>> Start RECORDS FOR THE TASK
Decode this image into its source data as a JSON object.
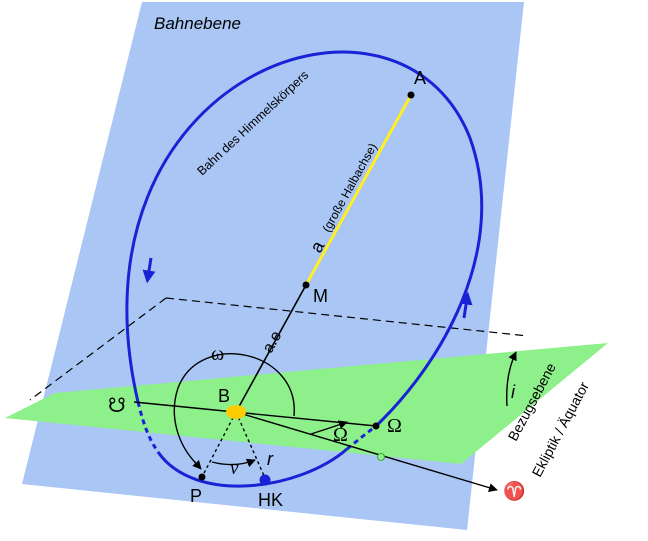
{
  "labels": {
    "plane_title": "Bahnebene",
    "orbit_label": "Bahn des Himmelskörpers",
    "apoapsis": "A",
    "semi_major_axis": "a",
    "semi_major_axis_note": "(große Halbachse)",
    "center": "M",
    "focal_distance": "a.e",
    "focus": "B",
    "arg_periapsis": "ω",
    "descending_node": "☋",
    "ascending_node": "Ω",
    "node_angle": "Ω",
    "true_anomaly": "ν",
    "radius": "r",
    "periapsis": "P",
    "body": "HK",
    "vernal_equinox": "♈",
    "inclination": "i",
    "reference_plane_line1": "Bezugsebene",
    "reference_plane_line2": "Ekliptik / Äquator"
  },
  "colors": {
    "orbital_plane": "#a9c6f5",
    "reference_plane": "#8ef08b",
    "orbit": "#1a22d6",
    "semi_major_axis": "#ffee22",
    "focus": "#ffcc00",
    "ink": "#000000"
  }
}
>> End RECORDS FOR THE TASK
### TASK TO COMPLETE
Print all of the entries word for word. Omit the pictures they contain.

### OUTPUT FOR THIS TASK
Decode this image into its source data as a JSON object.
{
  "labels": {
    "plane_title": "Bahnebene",
    "orbit_label": "Bahn des Himmelskörpers",
    "apoapsis": "A",
    "semi_major_axis": "a",
    "semi_major_axis_note": "(große Halbachse)",
    "center": "M",
    "focal_distance": "a.e",
    "focus": "B",
    "arg_periapsis": "ω",
    "descending_node": "☋",
    "ascending_node": "Ω",
    "node_angle": "Ω",
    "true_anomaly": "ν",
    "radius": "r",
    "periapsis": "P",
    "body": "HK",
    "vernal_equinox": "♈",
    "inclination": "i",
    "reference_plane_line1": "Bezugsebene",
    "reference_plane_line2": "Ekliptik / Äquator"
  },
  "colors": {
    "orbital_plane": "#a9c6f5",
    "reference_plane": "#8ef08b",
    "orbit": "#1a22d6",
    "semi_major_axis": "#ffee22",
    "focus": "#ffcc00",
    "ink": "#000000"
  }
}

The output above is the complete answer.